§ **Problem to solve**
Every line with the word "Svenska" in it should be extracted from the data that follows.

§ **Stored dataset items**
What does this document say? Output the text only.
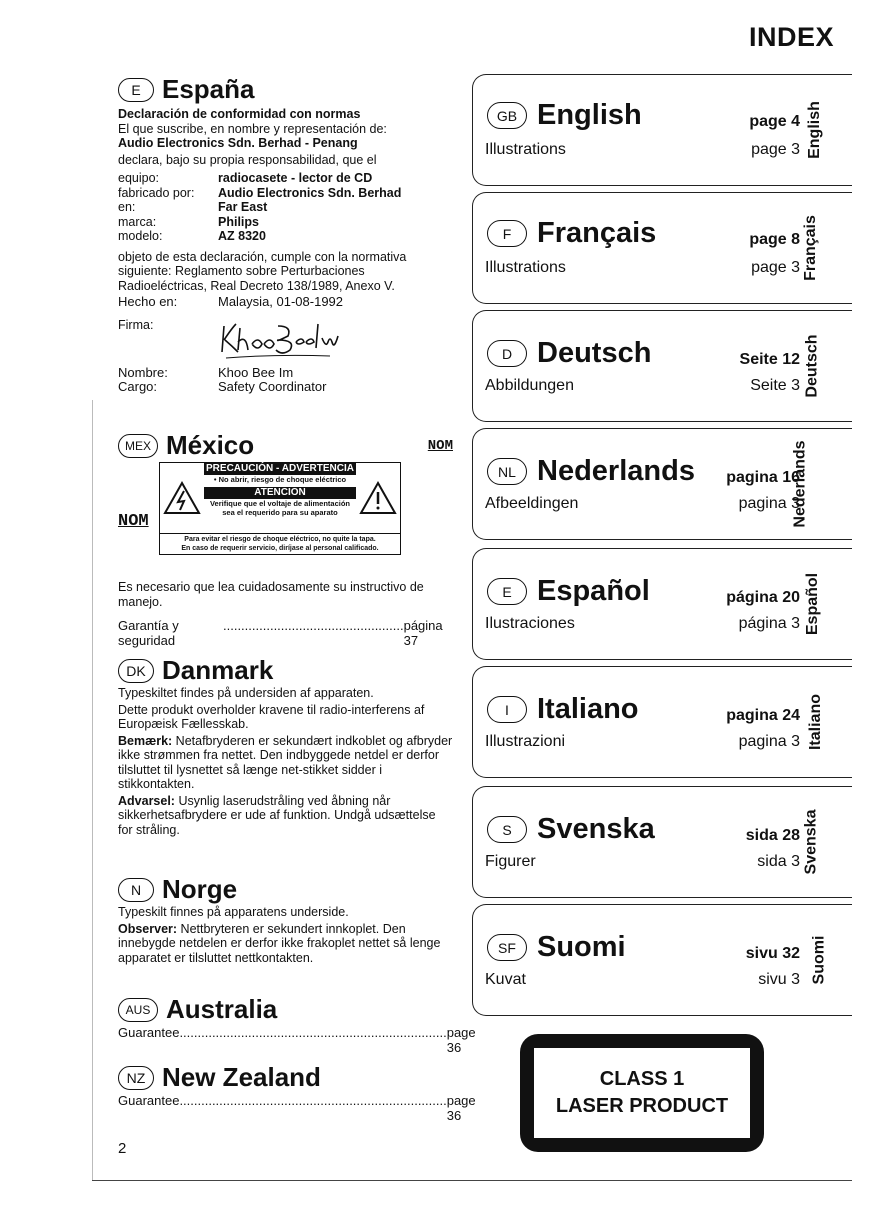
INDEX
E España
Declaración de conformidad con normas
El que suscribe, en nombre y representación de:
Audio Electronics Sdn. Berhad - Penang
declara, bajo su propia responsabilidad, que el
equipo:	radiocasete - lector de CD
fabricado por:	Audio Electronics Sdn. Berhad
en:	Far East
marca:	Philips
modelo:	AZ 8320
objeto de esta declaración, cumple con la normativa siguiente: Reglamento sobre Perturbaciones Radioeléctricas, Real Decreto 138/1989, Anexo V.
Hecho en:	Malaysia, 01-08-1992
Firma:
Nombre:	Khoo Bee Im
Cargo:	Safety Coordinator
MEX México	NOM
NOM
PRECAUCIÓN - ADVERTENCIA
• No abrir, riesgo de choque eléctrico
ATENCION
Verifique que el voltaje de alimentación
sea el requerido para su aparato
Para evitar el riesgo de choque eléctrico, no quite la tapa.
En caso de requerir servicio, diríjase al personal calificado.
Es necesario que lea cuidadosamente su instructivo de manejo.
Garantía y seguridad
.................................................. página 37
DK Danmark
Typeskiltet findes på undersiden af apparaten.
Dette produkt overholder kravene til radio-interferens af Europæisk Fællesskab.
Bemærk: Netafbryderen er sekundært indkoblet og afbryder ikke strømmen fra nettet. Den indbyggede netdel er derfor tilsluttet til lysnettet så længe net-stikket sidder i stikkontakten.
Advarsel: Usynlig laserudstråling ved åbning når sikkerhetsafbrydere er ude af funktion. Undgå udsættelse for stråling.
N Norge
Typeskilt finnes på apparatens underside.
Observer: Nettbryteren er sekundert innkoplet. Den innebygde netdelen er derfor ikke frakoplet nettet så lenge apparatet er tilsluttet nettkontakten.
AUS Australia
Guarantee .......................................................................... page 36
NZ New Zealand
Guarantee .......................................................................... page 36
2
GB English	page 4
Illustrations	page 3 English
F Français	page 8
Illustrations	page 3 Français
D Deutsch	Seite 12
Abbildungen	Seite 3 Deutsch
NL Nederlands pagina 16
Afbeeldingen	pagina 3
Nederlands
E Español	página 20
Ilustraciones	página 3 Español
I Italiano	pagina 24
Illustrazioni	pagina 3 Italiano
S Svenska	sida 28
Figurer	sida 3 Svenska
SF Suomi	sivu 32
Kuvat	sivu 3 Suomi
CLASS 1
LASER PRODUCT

--

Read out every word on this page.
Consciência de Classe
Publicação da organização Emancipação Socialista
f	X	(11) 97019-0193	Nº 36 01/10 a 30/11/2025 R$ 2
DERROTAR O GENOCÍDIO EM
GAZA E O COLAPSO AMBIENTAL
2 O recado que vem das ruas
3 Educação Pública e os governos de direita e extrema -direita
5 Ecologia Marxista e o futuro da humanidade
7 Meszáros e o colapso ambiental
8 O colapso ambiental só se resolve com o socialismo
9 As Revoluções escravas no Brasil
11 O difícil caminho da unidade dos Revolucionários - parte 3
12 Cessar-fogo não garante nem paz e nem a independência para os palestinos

...

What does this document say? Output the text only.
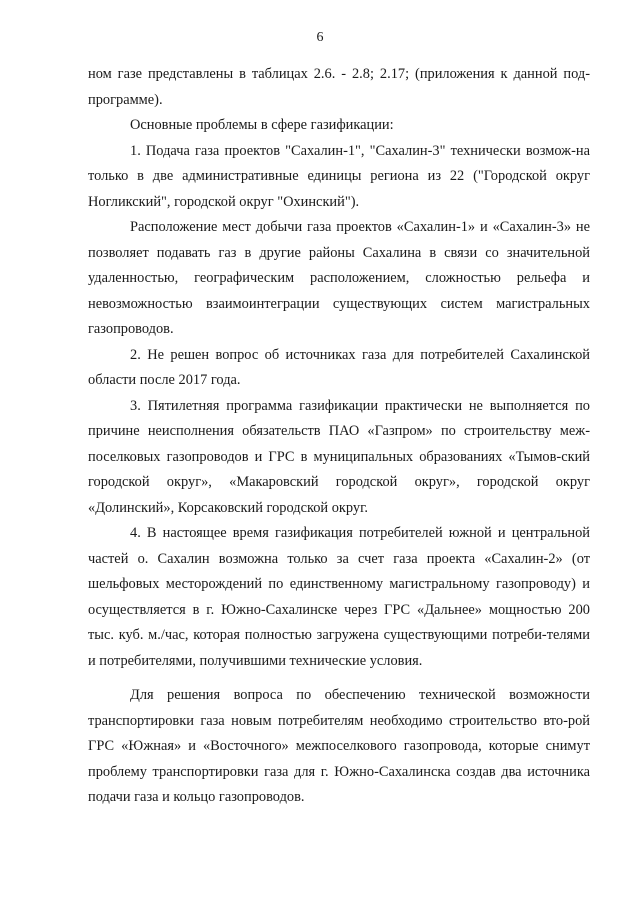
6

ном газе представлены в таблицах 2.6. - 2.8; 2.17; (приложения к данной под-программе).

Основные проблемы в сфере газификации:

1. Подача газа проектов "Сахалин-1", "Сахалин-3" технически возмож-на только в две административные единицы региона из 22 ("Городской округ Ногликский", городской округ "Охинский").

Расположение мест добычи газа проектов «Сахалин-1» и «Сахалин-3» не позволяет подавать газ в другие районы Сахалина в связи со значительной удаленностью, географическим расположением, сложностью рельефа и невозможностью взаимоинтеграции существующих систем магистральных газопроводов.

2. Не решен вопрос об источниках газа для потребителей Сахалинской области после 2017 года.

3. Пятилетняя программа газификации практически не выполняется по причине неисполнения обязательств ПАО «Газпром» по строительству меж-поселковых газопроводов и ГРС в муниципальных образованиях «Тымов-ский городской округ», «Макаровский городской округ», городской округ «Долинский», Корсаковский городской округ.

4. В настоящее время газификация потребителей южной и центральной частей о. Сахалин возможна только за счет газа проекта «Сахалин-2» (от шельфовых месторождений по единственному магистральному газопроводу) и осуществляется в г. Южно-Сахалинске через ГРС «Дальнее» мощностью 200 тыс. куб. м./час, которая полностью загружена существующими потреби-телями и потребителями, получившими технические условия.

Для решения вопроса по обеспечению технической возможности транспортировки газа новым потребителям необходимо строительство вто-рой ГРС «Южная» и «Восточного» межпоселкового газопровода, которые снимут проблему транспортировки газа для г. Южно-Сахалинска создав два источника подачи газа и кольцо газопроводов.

§ **Task answer**
S Svenska	sida 28
Figurer	sida 3 Svenska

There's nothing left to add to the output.